▸ **Problem to work on**
Across the material below, how many lines contain the word "ylabel"? Give only the number.
## START Data to use
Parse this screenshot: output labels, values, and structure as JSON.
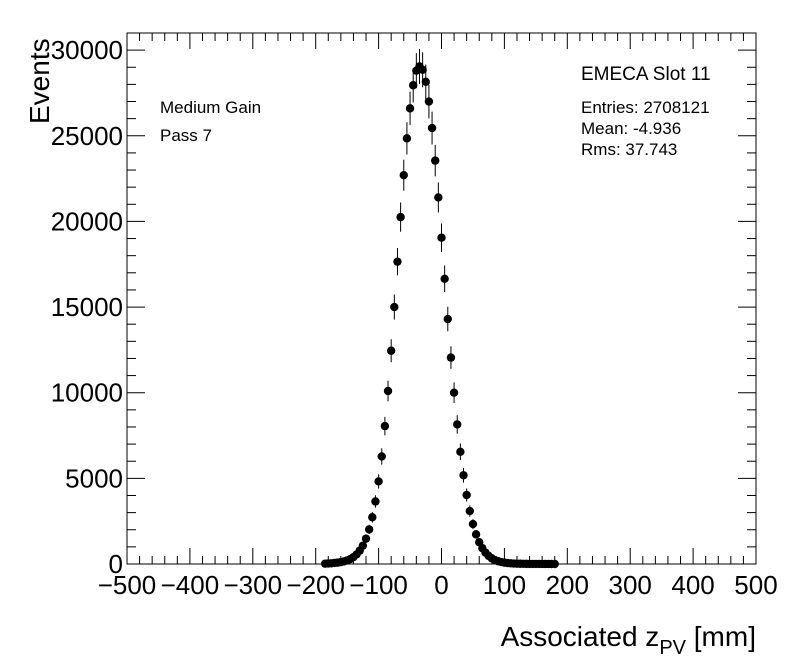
{
  "chart_data": {
    "type": "scatter",
    "title": "",
    "xlabel": "Associated z",
    "xlabel_subscript": "PV",
    "xlabel_unit": " [mm]",
    "ylabel": "Events",
    "xlim": [
      -500,
      500
    ],
    "ylim": [
      0,
      31000
    ],
    "x_ticks": [
      -500,
      -400,
      -300,
      -200,
      -100,
      0,
      100,
      200,
      300,
      400,
      500
    ],
    "x_tick_labels": [
      "−500",
      "−400",
      "−300",
      "−200",
      "−100",
      "0",
      "100",
      "200",
      "300",
      "400",
      "500"
    ],
    "y_ticks": [
      0,
      5000,
      10000,
      15000,
      20000,
      25000,
      30000
    ],
    "y_tick_labels": [
      "0",
      "5000",
      "10000",
      "15000",
      "20000",
      "25000",
      "30000"
    ],
    "grid": false,
    "annotations": [
      "Medium Gain",
      "Pass 7"
    ],
    "stats": {
      "title": "EMECA Slot 11",
      "entries": "Entries: 2708121",
      "mean": "Mean: -4.936",
      "rms": "Rms: 37.743"
    },
    "series": [
      {
        "color": "#000000",
        "x": [
          -185,
          -180,
          -175,
          -170,
          -165,
          -160,
          -155,
          -150,
          -145,
          -140,
          -135,
          -130,
          -125,
          -120,
          -115,
          -110,
          -105,
          -100,
          -95,
          -90,
          -85,
          -80,
          -75,
          -70,
          -65,
          -60,
          -55,
          -50,
          -45,
          -40,
          -35,
          -30,
          -25,
          -20,
          -15,
          -10,
          -5,
          0,
          5,
          10,
          15,
          20,
          25,
          30,
          35,
          40,
          45,
          50,
          55,
          60,
          65,
          70,
          75,
          80,
          85,
          90,
          95,
          100,
          105,
          110,
          115,
          120,
          125,
          130,
          135,
          140,
          145,
          150,
          155,
          160,
          165,
          170,
          175,
          180
        ],
        "y": [
          20,
          30,
          40,
          60,
          80,
          110,
          150,
          210,
          290,
          400,
          560,
          780,
          1070,
          1480,
          2020,
          2730,
          3650,
          4820,
          6280,
          8050,
          10100,
          12450,
          15000,
          17650,
          20250,
          22700,
          24850,
          26600,
          27950,
          28800,
          29050,
          28850,
          28150,
          27000,
          25450,
          23550,
          21400,
          19050,
          16650,
          14300,
          12050,
          10000,
          8150,
          6550,
          5180,
          4030,
          3090,
          2330,
          1730,
          1270,
          920,
          660,
          470,
          330,
          230,
          160,
          115,
          80,
          55,
          40,
          28,
          20,
          14,
          10,
          7,
          5,
          3,
          2,
          2,
          1,
          1,
          1,
          0,
          0
        ]
      }
    ]
  }
}
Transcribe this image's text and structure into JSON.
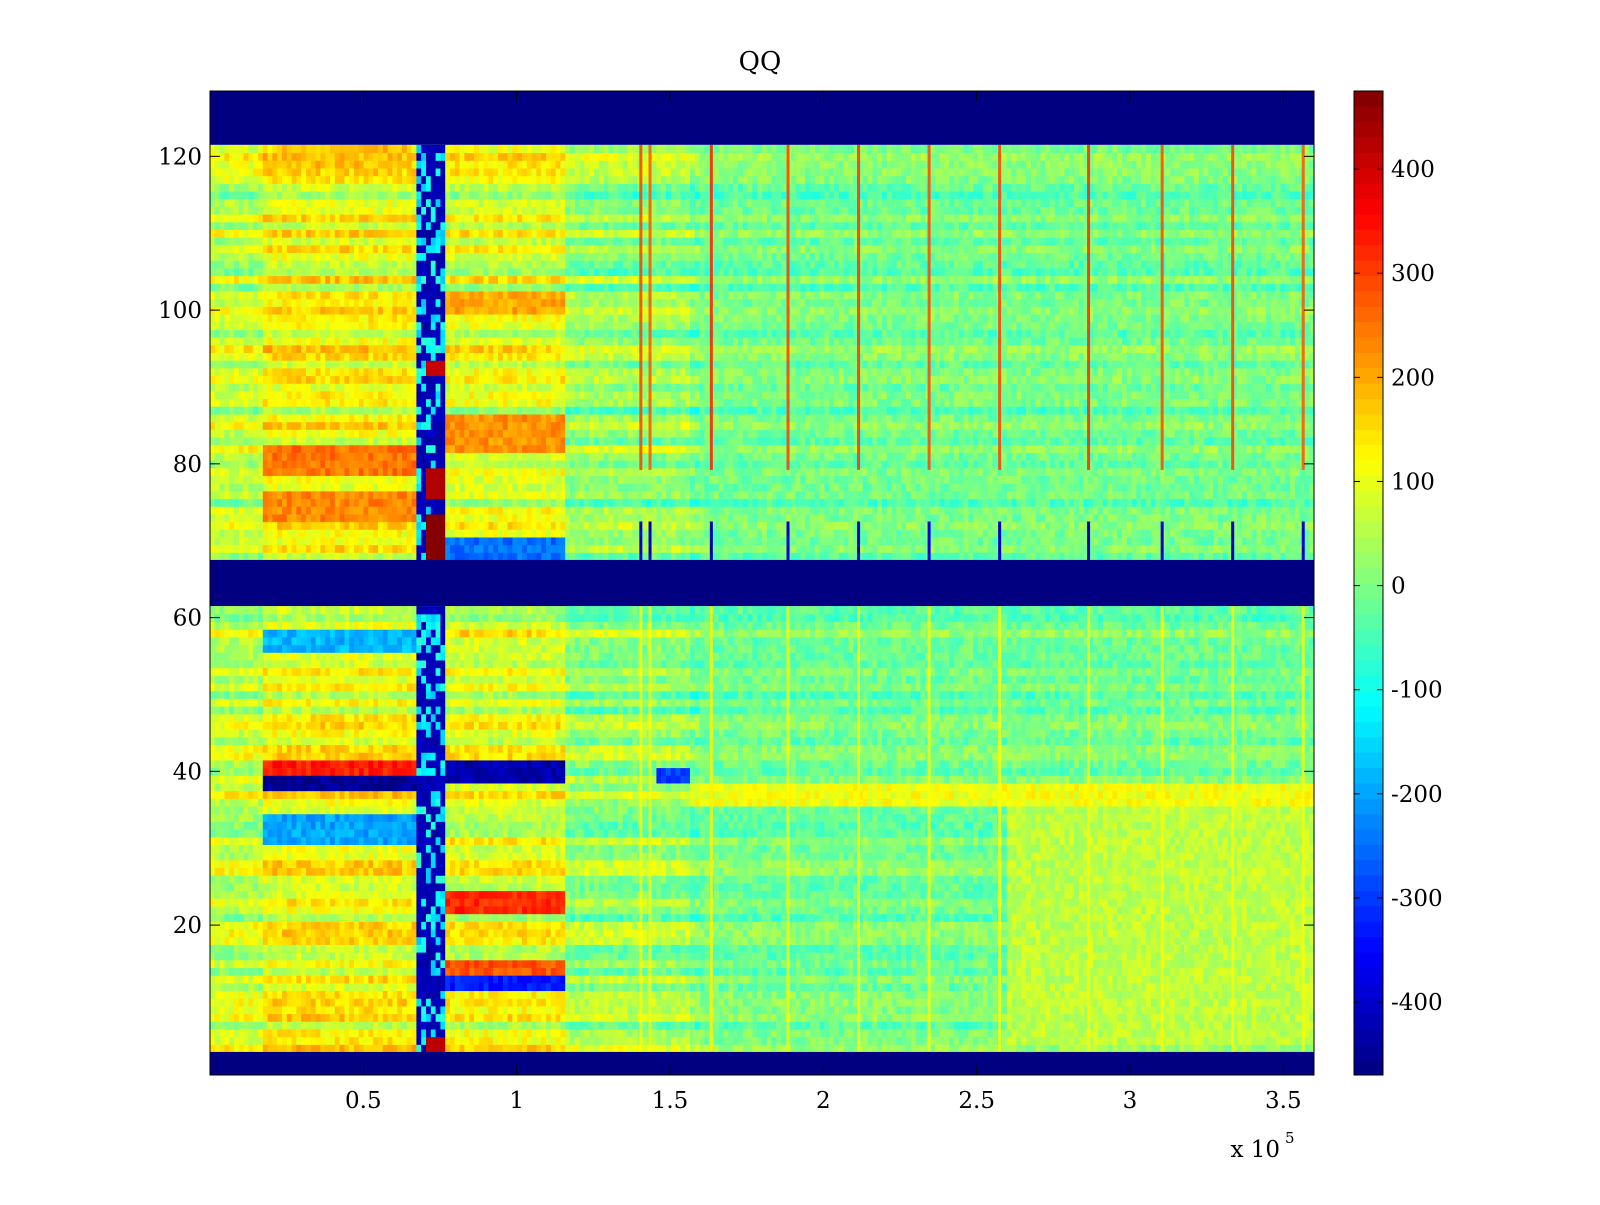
{
  "chart_data": {
    "type": "heatmap",
    "title": "QQ",
    "xlabel": "",
    "ylabel": "",
    "x_multiplier_label": "x 10",
    "x_multiplier_exponent": "5",
    "xlim": [
      0,
      3.6
    ],
    "ylim": [
      0.5,
      128.5
    ],
    "grid": false,
    "x_ticks": [
      {
        "value": 0.5,
        "label": "0.5"
      },
      {
        "value": 1,
        "label": "1"
      },
      {
        "value": 1.5,
        "label": "1.5"
      },
      {
        "value": 2,
        "label": "2"
      },
      {
        "value": 2.5,
        "label": "2.5"
      },
      {
        "value": 3,
        "label": "3"
      },
      {
        "value": 3.5,
        "label": "3.5"
      }
    ],
    "y_ticks": [
      {
        "value": 20,
        "label": "20"
      },
      {
        "value": 40,
        "label": "40"
      },
      {
        "value": 60,
        "label": "60"
      },
      {
        "value": 80,
        "label": "80"
      },
      {
        "value": 100,
        "label": "100"
      },
      {
        "value": 120,
        "label": "120"
      }
    ],
    "colorbar": {
      "colormap": "jet",
      "clim": [
        -470,
        475
      ],
      "ticks": [
        {
          "value": 400,
          "label": "400"
        },
        {
          "value": 300,
          "label": "300"
        },
        {
          "value": 200,
          "label": "200"
        },
        {
          "value": 100,
          "label": "100"
        },
        {
          "value": 0,
          "label": "0"
        },
        {
          "value": -100,
          "label": "-100"
        },
        {
          "value": -200,
          "label": "-200"
        },
        {
          "value": -300,
          "label": "-300"
        },
        {
          "value": -400,
          "label": "-400"
        }
      ]
    },
    "fill_value": -470,
    "empty_row_bands": [
      {
        "y_from": 0.5,
        "y_to": 3.5
      },
      {
        "y_from": 61.5,
        "y_to": 67.5
      },
      {
        "y_from": 121.5,
        "y_to": 128.5
      }
    ],
    "x_segments": [
      {
        "x_from": 0.0,
        "x_to": 0.18,
        "bias": 60
      },
      {
        "x_from": 0.18,
        "x_to": 0.68,
        "bias": 110
      },
      {
        "x_from": 0.68,
        "x_to": 0.77,
        "bias": -450
      },
      {
        "x_from": 0.77,
        "x_to": 1.16,
        "bias": 90
      },
      {
        "x_from": 1.16,
        "x_to": 1.56,
        "bias": 20
      },
      {
        "x_from": 1.56,
        "x_to": 3.6,
        "bias": -10
      }
    ],
    "row_bands": [
      {
        "y_from": 79,
        "y_to": 82,
        "x_from": 0.18,
        "x_to": 0.68,
        "value": 250
      },
      {
        "y_from": 73,
        "y_to": 76,
        "x_from": 0.18,
        "x_to": 0.68,
        "value": 230
      },
      {
        "y_from": 119,
        "y_to": 121,
        "x_from": 0.2,
        "x_to": 0.65,
        "value": 180
      },
      {
        "y_from": 82,
        "y_to": 86,
        "x_from": 0.77,
        "x_to": 1.16,
        "value": 220
      },
      {
        "y_from": 100,
        "y_to": 102,
        "x_from": 0.77,
        "x_to": 1.16,
        "value": 200
      },
      {
        "y_from": 39,
        "y_to": 41,
        "x_from": 0.77,
        "x_to": 1.16,
        "value": -430
      },
      {
        "y_from": 38,
        "y_to": 39,
        "x_from": 0.18,
        "x_to": 0.68,
        "value": -450
      },
      {
        "y_from": 40,
        "y_to": 41,
        "x_from": 0.18,
        "x_to": 0.68,
        "value": 330
      },
      {
        "y_from": 22,
        "y_to": 24,
        "x_from": 0.77,
        "x_to": 1.16,
        "value": 320
      },
      {
        "y_from": 12,
        "y_to": 14,
        "x_from": 0.77,
        "x_to": 1.16,
        "value": -330
      },
      {
        "y_from": 14,
        "y_to": 15,
        "x_from": 0.77,
        "x_to": 1.16,
        "value": 280
      },
      {
        "y_from": 56,
        "y_to": 58,
        "x_from": 0.18,
        "x_to": 0.68,
        "value": -180
      },
      {
        "y_from": 31,
        "y_to": 34,
        "x_from": 0.18,
        "x_to": 0.68,
        "value": -200
      },
      {
        "y_from": 68,
        "y_to": 70,
        "x_from": 0.77,
        "x_to": 1.16,
        "value": -250
      },
      {
        "y_from": 39,
        "y_to": 40,
        "x_from": 1.45,
        "x_to": 1.56,
        "value": -300
      },
      {
        "y_from": 36,
        "y_to": 38,
        "x_from": 1.56,
        "x_to": 3.6,
        "value": 110
      },
      {
        "y_from": 5,
        "y_to": 35,
        "x_from": 2.6,
        "x_to": 3.6,
        "value": 60
      }
    ],
    "vertical_stripes": [
      {
        "x": 1.4,
        "top_value": 300,
        "bottom_value": -380
      },
      {
        "x": 1.43,
        "top_value": 280,
        "bottom_value": -400
      },
      {
        "x": 1.63,
        "top_value": 330,
        "bottom_value": -420
      },
      {
        "x": 1.88,
        "top_value": 300,
        "bottom_value": -400
      },
      {
        "x": 2.11,
        "top_value": 310,
        "bottom_value": -410
      },
      {
        "x": 2.34,
        "top_value": 290,
        "bottom_value": -380
      },
      {
        "x": 2.57,
        "top_value": 300,
        "bottom_value": -400
      },
      {
        "x": 2.86,
        "top_value": 320,
        "bottom_value": -420
      },
      {
        "x": 3.1,
        "top_value": 290,
        "bottom_value": -400
      },
      {
        "x": 3.33,
        "top_value": 300,
        "bottom_value": -410
      },
      {
        "x": 3.56,
        "top_value": 280,
        "bottom_value": -390
      }
    ],
    "spike_cells": [
      {
        "x_from": 0.7,
        "x_to": 0.77,
        "y_from": 67.5,
        "y_to": 74,
        "value": 470
      },
      {
        "x_from": 0.7,
        "x_to": 0.77,
        "y_from": 76,
        "y_to": 80,
        "value": 430
      },
      {
        "x_from": 0.7,
        "x_to": 0.77,
        "y_from": 92,
        "y_to": 94,
        "value": 410
      },
      {
        "x_from": 0.7,
        "x_to": 0.77,
        "y_from": 3.5,
        "y_to": 6,
        "value": 420
      }
    ]
  }
}
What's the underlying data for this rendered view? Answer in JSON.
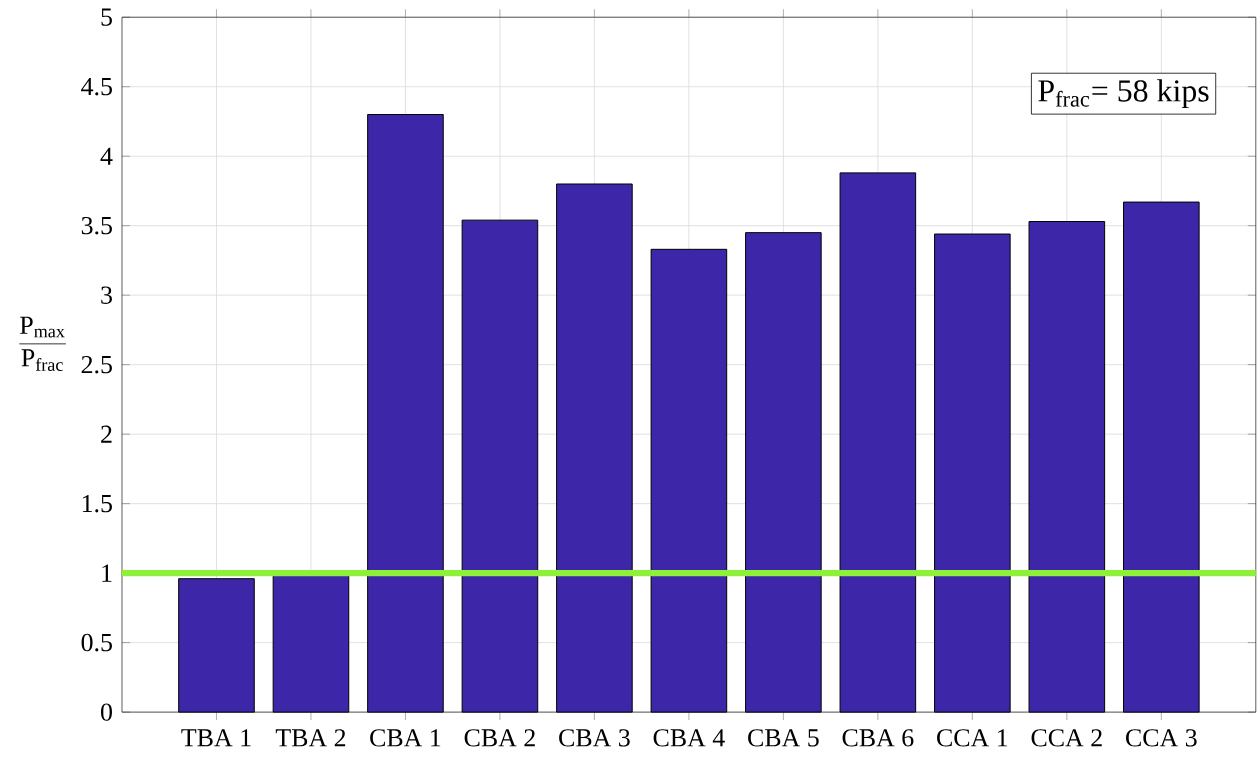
{
  "chart_data": {
    "type": "bar",
    "ylabel": "\\frac{\\mathrm{P_{max}}}{\\mathrm{P_{frac}}}",
    "categories": [
      "TBA 1",
      "TBA 2",
      "CBA 1",
      "CBA 2",
      "CBA 3",
      "CBA 4",
      "CBA 5",
      "CBA 6",
      "CCA 1",
      "CCA 2",
      "CCA 3"
    ],
    "values": [
      0.96,
      0.99,
      4.3,
      3.54,
      3.8,
      3.33,
      3.45,
      3.88,
      3.44,
      3.53,
      3.67
    ],
    "color": "#3d27a8",
    "ylim": [
      0,
      5
    ],
    "yticks": [
      0,
      0.5,
      1,
      1.5,
      2,
      2.5,
      3,
      3.5,
      4,
      4.5,
      5
    ],
    "grid": true,
    "ref_lines": [
      {
        "axis": "y",
        "value": 1,
        "color": "#8ff03a"
      }
    ],
    "annotations": [
      "P$_{frac}$= 58 kips"
    ]
  }
}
## END Data to use
▸ **Solution for this problem**
3